* [STATED EXERCISE]: In the listing that follows, count each line where the word "JSON" appears; write nothing but the count.

(Recorded data)
Begin

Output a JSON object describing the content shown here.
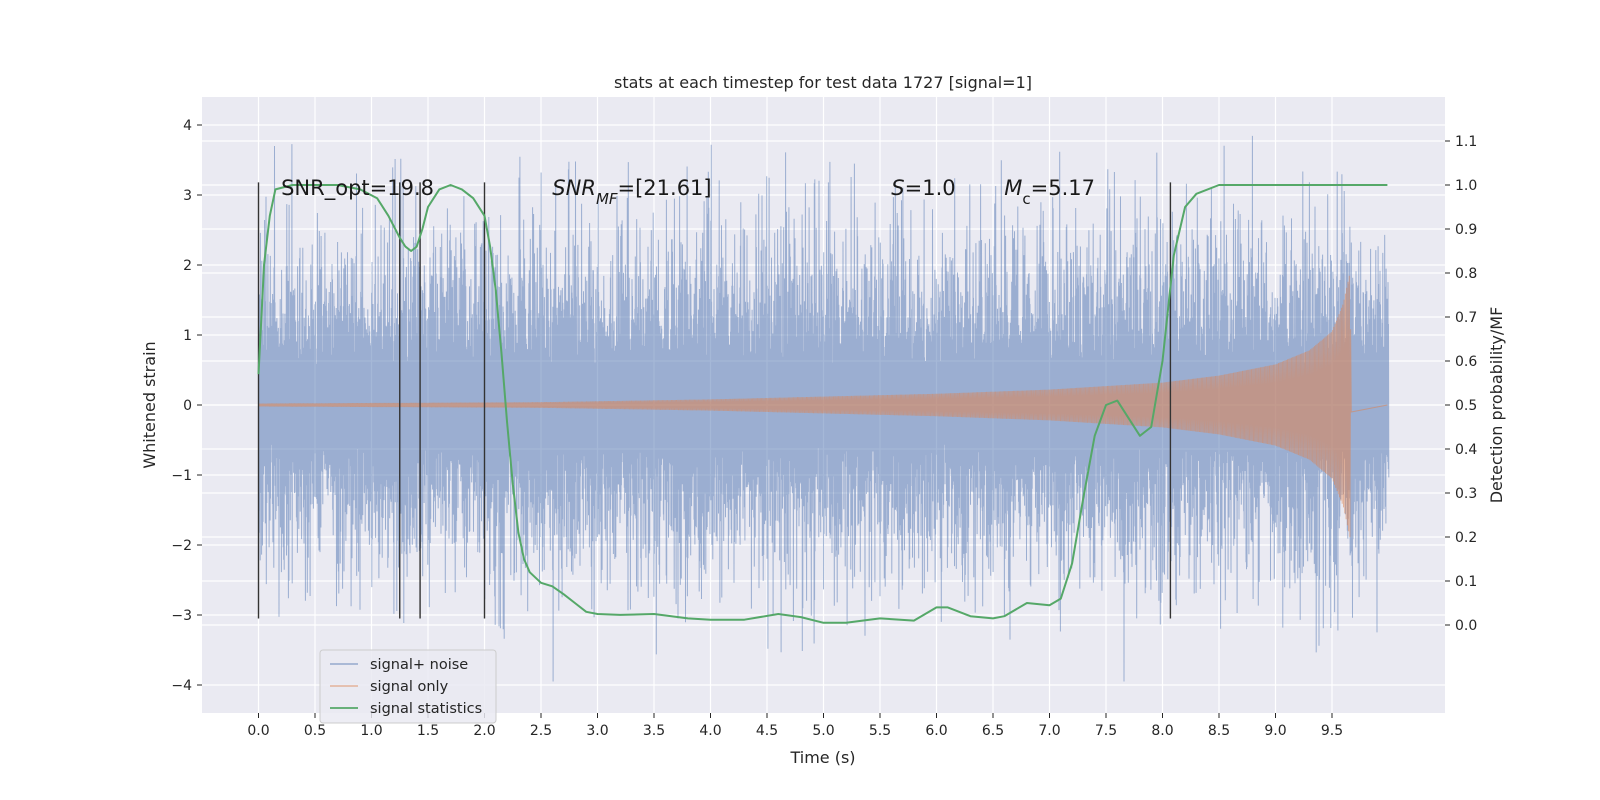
{
  "chart_data": {
    "type": "line",
    "title": "stats at each timestep for test data 1727 [signal=1]",
    "xlabel": "Time (s)",
    "ylabel_left": "Whitened strain",
    "ylabel_right": "Detection probability/MF",
    "xlim": [
      -0.5,
      10.5
    ],
    "ylim_left": [
      -4.4,
      4.4
    ],
    "ylim_right": [
      -0.2,
      1.2
    ],
    "x_ticks": [
      0.0,
      0.5,
      1.0,
      1.5,
      2.0,
      2.5,
      3.0,
      3.5,
      4.0,
      4.5,
      5.0,
      5.5,
      6.0,
      6.5,
      7.0,
      7.5,
      8.0,
      8.5,
      9.0,
      9.5
    ],
    "x_tick_labels": [
      "0.0",
      "0.5",
      "1.0",
      "1.5",
      "2.0",
      "2.5",
      "3.0",
      "3.5",
      "4.0",
      "4.5",
      "5.0",
      "5.5",
      "6.0",
      "6.5",
      "7.0",
      "7.5",
      "8.0",
      "8.5",
      "9.0",
      "9.5"
    ],
    "y_left_ticks": [
      4,
      3,
      2,
      1,
      0,
      -1,
      -2,
      -3,
      -4
    ],
    "y_left_tick_labels": [
      "4",
      "3",
      "2",
      "1",
      "0",
      "−1",
      "−2",
      "−3",
      "−4"
    ],
    "y_right_ticks": [
      1.1,
      1.0,
      0.9,
      0.8,
      0.7,
      0.6,
      0.5,
      0.4,
      0.3,
      0.2,
      0.1,
      0.0
    ],
    "y_right_tick_labels": [
      "1.1",
      "1.0",
      "0.9",
      "0.8",
      "0.7",
      "0.6",
      "0.5",
      "0.4",
      "0.3",
      "0.2",
      "0.1",
      "0.0"
    ],
    "grid": true,
    "legend_position": "bottom-left",
    "series": [
      {
        "name": "signal+ noise",
        "axis": "left",
        "color": "#4c72b0",
        "style": "dense-noise",
        "x_range": [
          0.0,
          10.0
        ],
        "amplitude_std": 1.05,
        "peak_min": -3.9,
        "peak_max": 4.05
      },
      {
        "name": "signal only",
        "axis": "left",
        "color": "#dd8452",
        "style": "chirp",
        "x_range": [
          0.0,
          9.67
        ],
        "envelope": [
          [
            0.0,
            0.02
          ],
          [
            2.5,
            0.04
          ],
          [
            4.0,
            0.08
          ],
          [
            5.0,
            0.12
          ],
          [
            6.0,
            0.16
          ],
          [
            7.0,
            0.22
          ],
          [
            8.0,
            0.32
          ],
          [
            8.5,
            0.42
          ],
          [
            9.0,
            0.58
          ],
          [
            9.3,
            0.78
          ],
          [
            9.5,
            1.05
          ],
          [
            9.6,
            1.45
          ],
          [
            9.66,
            1.9
          ],
          [
            9.67,
            0.0
          ]
        ]
      },
      {
        "name": "signal statistics",
        "axis": "right",
        "color": "#55a868",
        "style": "line",
        "x": [
          0.0,
          0.05,
          0.1,
          0.15,
          0.3,
          0.5,
          0.7,
          0.9,
          1.05,
          1.15,
          1.25,
          1.3,
          1.35,
          1.4,
          1.45,
          1.5,
          1.6,
          1.7,
          1.8,
          1.9,
          2.0,
          2.05,
          2.1,
          2.15,
          2.2,
          2.25,
          2.3,
          2.35,
          2.4,
          2.5,
          2.6,
          2.7,
          2.8,
          2.9,
          3.0,
          3.2,
          3.5,
          3.8,
          4.0,
          4.3,
          4.6,
          4.8,
          5.0,
          5.2,
          5.5,
          5.8,
          6.0,
          6.1,
          6.3,
          6.5,
          6.6,
          6.8,
          7.0,
          7.1,
          7.2,
          7.3,
          7.4,
          7.5,
          7.6,
          7.7,
          7.8,
          7.9,
          8.0,
          8.1,
          8.2,
          8.3,
          8.5,
          9.0,
          9.5,
          9.99
        ],
        "y": [
          0.57,
          0.82,
          0.93,
          0.99,
          1.0,
          1.0,
          1.0,
          0.99,
          0.97,
          0.93,
          0.88,
          0.86,
          0.85,
          0.86,
          0.9,
          0.95,
          0.99,
          1.0,
          0.99,
          0.97,
          0.93,
          0.86,
          0.76,
          0.62,
          0.46,
          0.32,
          0.21,
          0.15,
          0.12,
          0.096,
          0.088,
          0.07,
          0.05,
          0.03,
          0.025,
          0.023,
          0.025,
          0.015,
          0.012,
          0.012,
          0.025,
          0.018,
          0.005,
          0.005,
          0.015,
          0.01,
          0.04,
          0.04,
          0.02,
          0.015,
          0.02,
          0.05,
          0.045,
          0.06,
          0.14,
          0.29,
          0.43,
          0.5,
          0.51,
          0.47,
          0.43,
          0.45,
          0.6,
          0.84,
          0.95,
          0.98,
          1.0,
          1.0,
          1.0,
          1.0
        ]
      }
    ],
    "vlines": {
      "x": [
        0.0,
        1.25,
        1.43,
        2.0,
        8.07
      ],
      "y_range": [
        -3.05,
        3.18
      ],
      "color": "#333333"
    },
    "annotations": [
      {
        "x": 0.2,
        "y": 3.1,
        "parts": [
          {
            "t": "SNR_opt=19.8"
          }
        ]
      },
      {
        "x": 2.6,
        "y": 3.1,
        "parts": [
          {
            "t": "SNR",
            "i": true
          },
          {
            "t": "MF",
            "i": true,
            "sub": true
          },
          {
            "t": "=[21.61]"
          }
        ]
      },
      {
        "x": 5.6,
        "y": 3.1,
        "parts": [
          {
            "t": "S",
            "i": true
          },
          {
            "t": "=1.0"
          }
        ]
      },
      {
        "x": 6.6,
        "y": 3.1,
        "parts": [
          {
            "t": "M",
            "i": true
          },
          {
            "t": "c",
            "sub": true
          },
          {
            "t": "=5.17"
          }
        ]
      }
    ]
  }
}
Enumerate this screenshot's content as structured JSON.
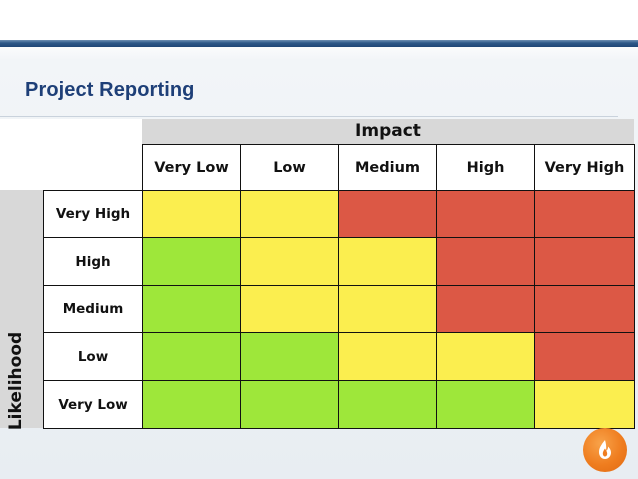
{
  "slide": {
    "title": "Project Reporting"
  },
  "matrix": {
    "impact_label": "Impact",
    "likelihood_label": "Likelihood",
    "impact_levels": [
      "Very Low",
      "Low",
      "Medium",
      "High",
      "Very High"
    ],
    "likelihood_levels": [
      "Very High",
      "High",
      "Medium",
      "Low",
      "Very Low"
    ],
    "colors": {
      "green": "#9ee73a",
      "yellow": "#fbee4f",
      "red": "#dc5845"
    },
    "cells": [
      [
        "yellow",
        "yellow",
        "red",
        "red",
        "red"
      ],
      [
        "green",
        "yellow",
        "yellow",
        "red",
        "red"
      ],
      [
        "green",
        "yellow",
        "yellow",
        "red",
        "red"
      ],
      [
        "green",
        "green",
        "yellow",
        "yellow",
        "red"
      ],
      [
        "green",
        "green",
        "green",
        "green",
        "yellow"
      ]
    ]
  },
  "logo": {
    "icon": "flame-logo-icon",
    "color": "#ef7d1f"
  }
}
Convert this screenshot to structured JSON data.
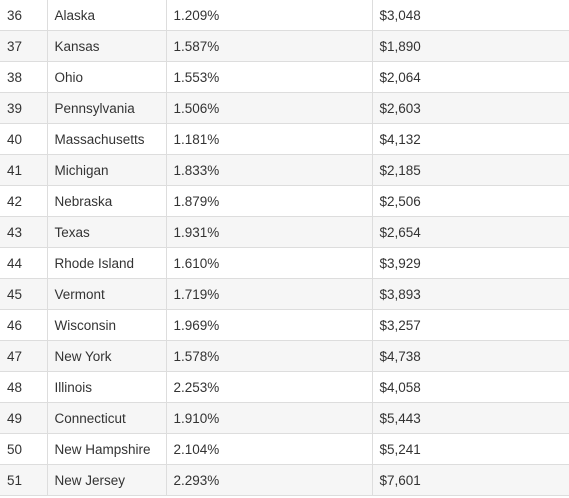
{
  "table": {
    "rows": [
      [
        "36",
        "Alaska",
        "1.209%",
        "$3,048"
      ],
      [
        "37",
        "Kansas",
        "1.587%",
        "$1,890"
      ],
      [
        "38",
        "Ohio",
        "1.553%",
        "$2,064"
      ],
      [
        "39",
        "Pennsylvania",
        "1.506%",
        "$2,603"
      ],
      [
        "40",
        "Massachusetts",
        "1.181%",
        "$4,132"
      ],
      [
        "41",
        "Michigan",
        "1.833%",
        "$2,185"
      ],
      [
        "42",
        "Nebraska",
        "1.879%",
        "$2,506"
      ],
      [
        "43",
        "Texas",
        "1.931%",
        "$2,654"
      ],
      [
        "44",
        "Rhode Island",
        "1.610%",
        "$3,929"
      ],
      [
        "45",
        "Vermont",
        "1.719%",
        "$3,893"
      ],
      [
        "46",
        "Wisconsin",
        "1.969%",
        "$3,257"
      ],
      [
        "47",
        "New York",
        "1.578%",
        "$4,738"
      ],
      [
        "48",
        "Illinois",
        "2.253%",
        "$4,058"
      ],
      [
        "49",
        "Connecticut",
        "1.910%",
        "$5,443"
      ],
      [
        "50",
        "New Hampshire",
        "2.104%",
        "$5,241"
      ],
      [
        "51",
        "New Jersey",
        "2.293%",
        "$7,601"
      ]
    ]
  }
}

End

* [EXERCISE SOLUTION]: 3